* [Supplied records]
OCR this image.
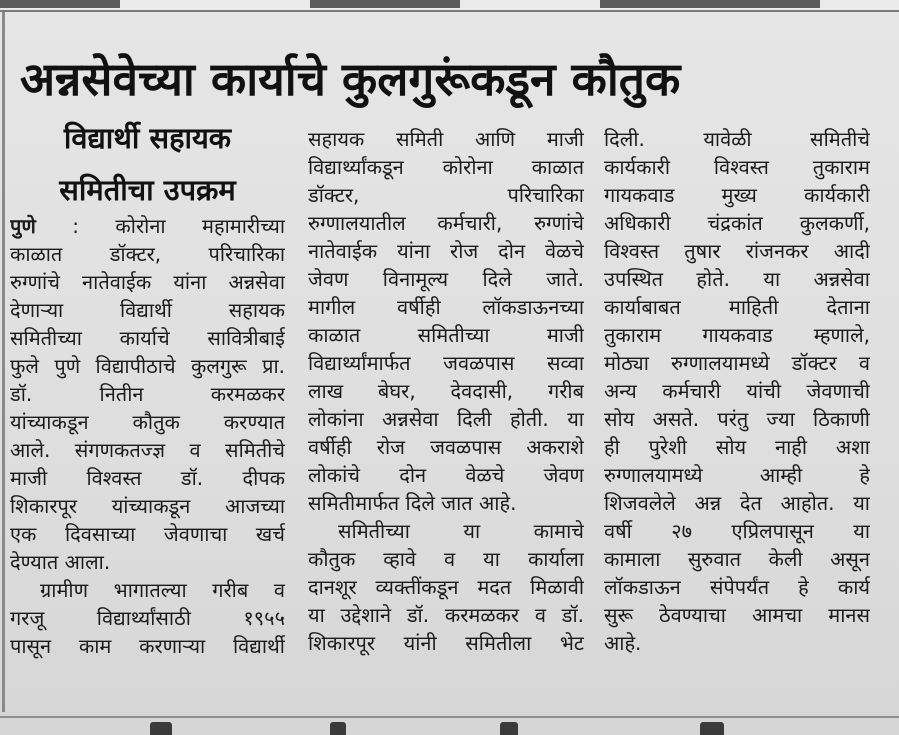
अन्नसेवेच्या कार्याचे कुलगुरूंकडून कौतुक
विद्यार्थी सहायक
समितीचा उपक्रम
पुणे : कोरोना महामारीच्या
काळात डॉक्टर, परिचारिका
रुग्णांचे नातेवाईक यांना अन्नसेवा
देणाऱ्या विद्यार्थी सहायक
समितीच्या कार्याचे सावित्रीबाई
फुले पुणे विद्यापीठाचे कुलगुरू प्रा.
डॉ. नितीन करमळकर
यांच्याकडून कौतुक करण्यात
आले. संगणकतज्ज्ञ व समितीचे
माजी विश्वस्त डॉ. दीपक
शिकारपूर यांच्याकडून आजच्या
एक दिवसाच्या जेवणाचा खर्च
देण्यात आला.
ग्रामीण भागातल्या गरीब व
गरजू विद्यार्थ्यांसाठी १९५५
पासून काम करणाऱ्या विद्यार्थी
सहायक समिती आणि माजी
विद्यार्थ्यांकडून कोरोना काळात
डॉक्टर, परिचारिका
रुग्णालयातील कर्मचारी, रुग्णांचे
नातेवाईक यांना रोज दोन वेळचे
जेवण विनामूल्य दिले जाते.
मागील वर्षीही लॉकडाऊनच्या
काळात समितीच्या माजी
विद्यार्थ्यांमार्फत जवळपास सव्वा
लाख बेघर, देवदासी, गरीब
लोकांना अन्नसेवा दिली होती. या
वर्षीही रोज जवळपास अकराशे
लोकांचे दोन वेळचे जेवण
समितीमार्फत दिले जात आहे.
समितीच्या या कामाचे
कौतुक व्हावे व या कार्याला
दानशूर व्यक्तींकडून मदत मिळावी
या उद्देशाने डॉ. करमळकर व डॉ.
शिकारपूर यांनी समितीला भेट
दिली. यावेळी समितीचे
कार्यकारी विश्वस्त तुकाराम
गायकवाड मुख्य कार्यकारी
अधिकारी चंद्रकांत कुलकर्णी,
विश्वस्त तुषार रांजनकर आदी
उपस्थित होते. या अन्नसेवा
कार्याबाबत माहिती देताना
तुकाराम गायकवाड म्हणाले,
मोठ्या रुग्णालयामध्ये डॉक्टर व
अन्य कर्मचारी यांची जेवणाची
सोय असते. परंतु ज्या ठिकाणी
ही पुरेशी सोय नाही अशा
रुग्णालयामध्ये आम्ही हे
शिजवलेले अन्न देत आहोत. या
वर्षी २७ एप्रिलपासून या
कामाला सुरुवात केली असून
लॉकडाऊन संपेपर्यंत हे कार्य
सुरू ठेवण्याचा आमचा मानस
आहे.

* [What the task asks]
Pictures in the records should not appear in your copy, but everything else must be transcribed exactly.

* [Result]
OCR this image.
अन्नसेवेच्या कार्याचे कुलगुरूंकडून कौतुक
विद्यार्थी सहायक
समितीचा उपक्रम
पुणे : कोरोना महामारीच्या
काळात डॉक्टर, परिचारिका
रुग्णांचे नातेवाईक यांना अन्नसेवा
देणाऱ्या विद्यार्थी सहायक
समितीच्या कार्याचे सावित्रीबाई
फुले पुणे विद्यापीठाचे कुलगुरू प्रा.
डॉ. नितीन करमळकर
यांच्याकडून कौतुक करण्यात
आले. संगणकतज्ज्ञ व समितीचे
माजी विश्वस्त डॉ. दीपक
शिकारपूर यांच्याकडून आजच्या
एक दिवसाच्या जेवणाचा खर्च
देण्यात आला.
ग्रामीण भागातल्या गरीब व
गरजू विद्यार्थ्यांसाठी १९५५
पासून काम करणाऱ्या विद्यार्थी
सहायक समिती आणि माजी
विद्यार्थ्यांकडून कोरोना काळात
डॉक्टर, परिचारिका
रुग्णालयातील कर्मचारी, रुग्णांचे
नातेवाईक यांना रोज दोन वेळचे
जेवण विनामूल्य दिले जाते.
मागील वर्षीही लॉकडाऊनच्या
काळात समितीच्या माजी
विद्यार्थ्यांमार्फत जवळपास सव्वा
लाख बेघर, देवदासी, गरीब
लोकांना अन्नसेवा दिली होती. या
वर्षीही रोज जवळपास अकराशे
लोकांचे दोन वेळचे जेवण
समितीमार्फत दिले जात आहे.
समितीच्या या कामाचे
कौतुक व्हावे व या कार्याला
दानशूर व्यक्तींकडून मदत मिळावी
या उद्देशाने डॉ. करमळकर व डॉ.
शिकारपूर यांनी समितीला भेट
दिली. यावेळी समितीचे
कार्यकारी विश्वस्त तुकाराम
गायकवाड मुख्य कार्यकारी
अधिकारी चंद्रकांत कुलकर्णी,
विश्वस्त तुषार रांजनकर आदी
उपस्थित होते. या अन्नसेवा
कार्याबाबत माहिती देताना
तुकाराम गायकवाड म्हणाले,
मोठ्या रुग्णालयामध्ये डॉक्टर व
अन्य कर्मचारी यांची जेवणाची
सोय असते. परंतु ज्या ठिकाणी
ही पुरेशी सोय नाही अशा
रुग्णालयामध्ये आम्ही हे
शिजवलेले अन्न देत आहोत. या
वर्षी २७ एप्रिलपासून या
कामाला सुरुवात केली असून
लॉकडाऊन संपेपर्यंत हे कार्य
सुरू ठेवण्याचा आमचा मानस
आहे.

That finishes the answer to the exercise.